## Start DATA SHOWN

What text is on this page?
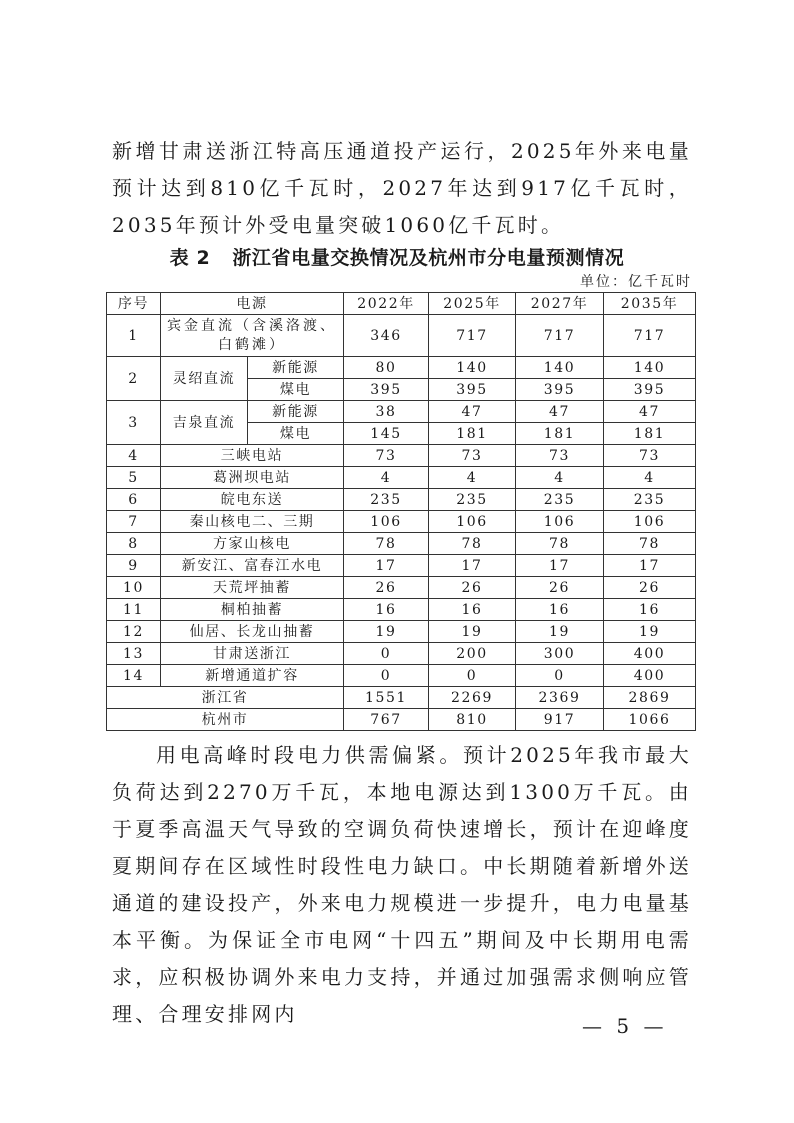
新增甘肃送浙江特高压通道投产运行，2025年外来电量预计达到810亿千瓦时，2027年达到917亿千瓦时，2035年预计外受电量突破1060亿千瓦时。

表 2 浙江省电量交换情况及杭州市分电量预测情况
单位：亿千瓦时
序号	电源		2022年	2025年	2027年	2035年
1	宾金直流（含溪洛渡、白鹤滩）		346	717	717	717
2	灵绍直流	新能源	80	140	140	140
		煤电	395	395	395	395
3	吉泉直流	新能源	38	47	47	47
		煤电	145	181	181	181
4	三峡电站		73	73	73	73
5	葛洲坝电站		4	4	4	4
6	皖电东送		235	235	235	235
7	秦山核电二、三期		106	106	106	106
8	方家山核电		78	78	78	78
9	新安江、富春江水电		17	17	17	17
10	天荒坪抽蓄		26	26	26	26
11	桐柏抽蓄		16	16	16	16
12	仙居、长龙山抽蓄		19	19	19	19
13	甘肃送浙江		0	200	300	400
14	新增通道扩容		0	0	0	400
浙江省			1551	2269	2369	2869
杭州市			767	810	917	1066
— 5 —

用电高峰时段电力供需偏紧。预计2025年我市最大负荷达到2270万千瓦，本地电源达到1300万千瓦。由于夏季高温天气导致的空调负荷快速增长，预计在迎峰度夏期间存在区域性时段性电力缺口。中长期随着新增外送通道的建设投产，外来电力规模进一步提升，电力电量基本平衡。为保证全市电网“十四五”期间及中长期用电需求，应积极协调外来电力支持，并通过加强需求侧响应管理、合理安排网内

## End DATA SHOWN

● REQUIREMENT: Pictures are to be left out; all else in the entries above is to be quoted exactly.

● REPLY:
What text is on this page?
新增甘肃送浙江特高压通道投产运行，2025年外来电量预计达到810亿千瓦时，2027年达到917亿千瓦时，2035年预计外受电量突破1060亿千瓦时。

表 2 浙江省电量交换情况及杭州市分电量预测情况
单位：亿千瓦时
序号	电源		2022年	2025年	2027年	2035年
1	宾金直流（含溪洛渡、白鹤滩）		346	717	717	717
2	灵绍直流	新能源	80	140	140	140
		煤电	395	395	395	395
3	吉泉直流	新能源	38	47	47	47
		煤电	145	181	181	181
4	三峡电站		73	73	73	73
5	葛洲坝电站		4	4	4	4
6	皖电东送		235	235	235	235
7	秦山核电二、三期		106	106	106	106
8	方家山核电		78	78	78	78
9	新安江、富春江水电		17	17	17	17
10	天荒坪抽蓄		26	26	26	26
11	桐柏抽蓄		16	16	16	16
12	仙居、长龙山抽蓄		19	19	19	19
13	甘肃送浙江		0	200	300	400
14	新增通道扩容		0	0	0	400
浙江省			1551	2269	2369	2869
杭州市			767	810	917	1066
— 5 —

用电高峰时段电力供需偏紧。预计2025年我市最大负荷达到2270万千瓦，本地电源达到1300万千瓦。由于夏季高温天气导致的空调负荷快速增长，预计在迎峰度夏期间存在区域性时段性电力缺口。中长期随着新增外送通道的建设投产，外来电力规模进一步提升，电力电量基本平衡。为保证全市电网“十四五”期间及中长期用电需求，应积极协调外来电力支持，并通过加强需求侧响应管理、合理安排网内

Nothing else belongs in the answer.